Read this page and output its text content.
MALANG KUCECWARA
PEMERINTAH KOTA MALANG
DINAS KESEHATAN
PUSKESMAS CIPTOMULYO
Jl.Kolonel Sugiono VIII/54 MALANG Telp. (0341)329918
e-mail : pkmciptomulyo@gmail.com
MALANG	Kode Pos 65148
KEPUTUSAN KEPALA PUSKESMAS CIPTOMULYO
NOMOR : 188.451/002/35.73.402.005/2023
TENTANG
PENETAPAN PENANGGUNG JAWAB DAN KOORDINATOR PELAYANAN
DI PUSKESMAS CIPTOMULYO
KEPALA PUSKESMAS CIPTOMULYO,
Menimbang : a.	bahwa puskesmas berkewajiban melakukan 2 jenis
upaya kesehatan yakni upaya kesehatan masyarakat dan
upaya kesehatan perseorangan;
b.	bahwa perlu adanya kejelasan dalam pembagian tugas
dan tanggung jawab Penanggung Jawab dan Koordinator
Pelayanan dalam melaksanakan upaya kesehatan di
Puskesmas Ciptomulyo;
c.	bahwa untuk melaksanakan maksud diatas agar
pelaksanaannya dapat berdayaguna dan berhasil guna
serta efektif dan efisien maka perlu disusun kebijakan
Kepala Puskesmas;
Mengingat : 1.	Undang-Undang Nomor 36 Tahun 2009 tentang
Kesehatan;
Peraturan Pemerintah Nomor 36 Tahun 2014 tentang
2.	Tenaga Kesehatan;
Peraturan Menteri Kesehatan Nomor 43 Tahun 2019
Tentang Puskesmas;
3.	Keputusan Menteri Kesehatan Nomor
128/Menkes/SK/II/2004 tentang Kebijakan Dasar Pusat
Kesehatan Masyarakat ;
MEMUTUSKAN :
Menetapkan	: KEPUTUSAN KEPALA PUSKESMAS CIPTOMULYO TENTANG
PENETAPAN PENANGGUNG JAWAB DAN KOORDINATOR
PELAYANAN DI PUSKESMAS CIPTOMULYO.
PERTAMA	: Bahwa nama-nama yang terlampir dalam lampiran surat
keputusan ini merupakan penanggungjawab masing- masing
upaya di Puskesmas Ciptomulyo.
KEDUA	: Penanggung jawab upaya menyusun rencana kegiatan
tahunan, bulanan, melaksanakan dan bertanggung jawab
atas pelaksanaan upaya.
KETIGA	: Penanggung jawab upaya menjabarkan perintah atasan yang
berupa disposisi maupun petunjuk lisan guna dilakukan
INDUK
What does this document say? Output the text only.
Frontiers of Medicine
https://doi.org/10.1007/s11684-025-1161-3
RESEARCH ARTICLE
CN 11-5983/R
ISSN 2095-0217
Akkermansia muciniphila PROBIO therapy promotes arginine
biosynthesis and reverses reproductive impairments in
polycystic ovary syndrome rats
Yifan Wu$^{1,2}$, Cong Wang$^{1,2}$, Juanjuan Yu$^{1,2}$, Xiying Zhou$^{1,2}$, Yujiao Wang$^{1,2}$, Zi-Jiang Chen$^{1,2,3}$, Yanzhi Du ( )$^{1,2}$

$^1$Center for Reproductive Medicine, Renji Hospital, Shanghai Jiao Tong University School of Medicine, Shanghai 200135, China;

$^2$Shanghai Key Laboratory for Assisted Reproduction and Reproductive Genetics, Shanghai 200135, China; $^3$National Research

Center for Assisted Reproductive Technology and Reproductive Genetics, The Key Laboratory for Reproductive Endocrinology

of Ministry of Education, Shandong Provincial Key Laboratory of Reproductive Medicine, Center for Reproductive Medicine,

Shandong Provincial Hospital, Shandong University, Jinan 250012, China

* **What is expected**
Write the material out again in its entirety, exactly as shown.

* **Solution for this task**
Read this page and output its text content.
MALANG KUCECWARA
PEMERINTAH KOTA MALANG
DINAS KESEHATAN
PUSKESMAS CIPTOMULYO
Jl.Kolonel Sugiono VIII/54 MALANG Telp. (0341)329918
e-mail : pkmciptomulyo@gmail.com
MALANG	Kode Pos 65148
KEPUTUSAN KEPALA PUSKESMAS CIPTOMULYO
NOMOR : 188.451/002/35.73.402.005/2023
TENTANG
PENETAPAN PENANGGUNG JAWAB DAN KOORDINATOR PELAYANAN
DI PUSKESMAS CIPTOMULYO
KEPALA PUSKESMAS CIPTOMULYO,
Menimbang : a.	bahwa puskesmas berkewajiban melakukan 2 jenis
upaya kesehatan yakni upaya kesehatan masyarakat dan
upaya kesehatan perseorangan;
b.	bahwa perlu adanya kejelasan dalam pembagian tugas
dan tanggung jawab Penanggung Jawab dan Koordinator
Pelayanan dalam melaksanakan upaya kesehatan di
Puskesmas Ciptomulyo;
c.	bahwa untuk melaksanakan maksud diatas agar
pelaksanaannya dapat berdayaguna dan berhasil guna
serta efektif dan efisien maka perlu disusun kebijakan
Kepala Puskesmas;
Mengingat : 1.	Undang-Undang Nomor 36 Tahun 2009 tentang
Kesehatan;
Peraturan Pemerintah Nomor 36 Tahun 2014 tentang
2.	Tenaga Kesehatan;
Peraturan Menteri Kesehatan Nomor 43 Tahun 2019
Tentang Puskesmas;
3.	Keputusan Menteri Kesehatan Nomor
128/Menkes/SK/II/2004 tentang Kebijakan Dasar Pusat
Kesehatan Masyarakat ;
MEMUTUSKAN :
Menetapkan	: KEPUTUSAN KEPALA PUSKESMAS CIPTOMULYO TENTANG
PENETAPAN PENANGGUNG JAWAB DAN KOORDINATOR
PELAYANAN DI PUSKESMAS CIPTOMULYO.
PERTAMA	: Bahwa nama-nama yang terlampir dalam lampiran surat
keputusan ini merupakan penanggungjawab masing- masing
upaya di Puskesmas Ciptomulyo.
KEDUA	: Penanggung jawab upaya menyusun rencana kegiatan
tahunan, bulanan, melaksanakan dan bertanggung jawab
atas pelaksanaan upaya.
KETIGA	: Penanggung jawab upaya menjabarkan perintah atasan yang
berupa disposisi maupun petunjuk lisan guna dilakukan
INDUK
What does this document say? Output the text only.
Frontiers of Medicine
https://doi.org/10.1007/s11684-025-1161-3
RESEARCH ARTICLE
CN 11-5983/R
ISSN 2095-0217
Akkermansia muciniphila PROBIO therapy promotes arginine
biosynthesis and reverses reproductive impairments in
polycystic ovary syndrome rats
Yifan Wu$^{1,2}$, Cong Wang$^{1,2}$, Juanjuan Yu$^{1,2}$, Xiying Zhou$^{1,2}$, Yujiao Wang$^{1,2}$, Zi-Jiang Chen$^{1,2,3}$, Yanzhi Du ( )$^{1,2}$

$^1$Center for Reproductive Medicine, Renji Hospital, Shanghai Jiao Tong University School of Medicine, Shanghai 200135, China;

$^2$Shanghai Key Laboratory for Assisted Reproduction and Reproductive Genetics, Shanghai 200135, China; $^3$National Research

Center for Assisted Reproductive Technology and Reproductive Genetics, The Key Laboratory for Reproductive Endocrinology

of Ministry of Education, Shandong Provincial Key Laboratory of Reproductive Medicine, Center for Reproductive Medicine,

Shandong Provincial Hospital, Shandong University, Jinan 250012, China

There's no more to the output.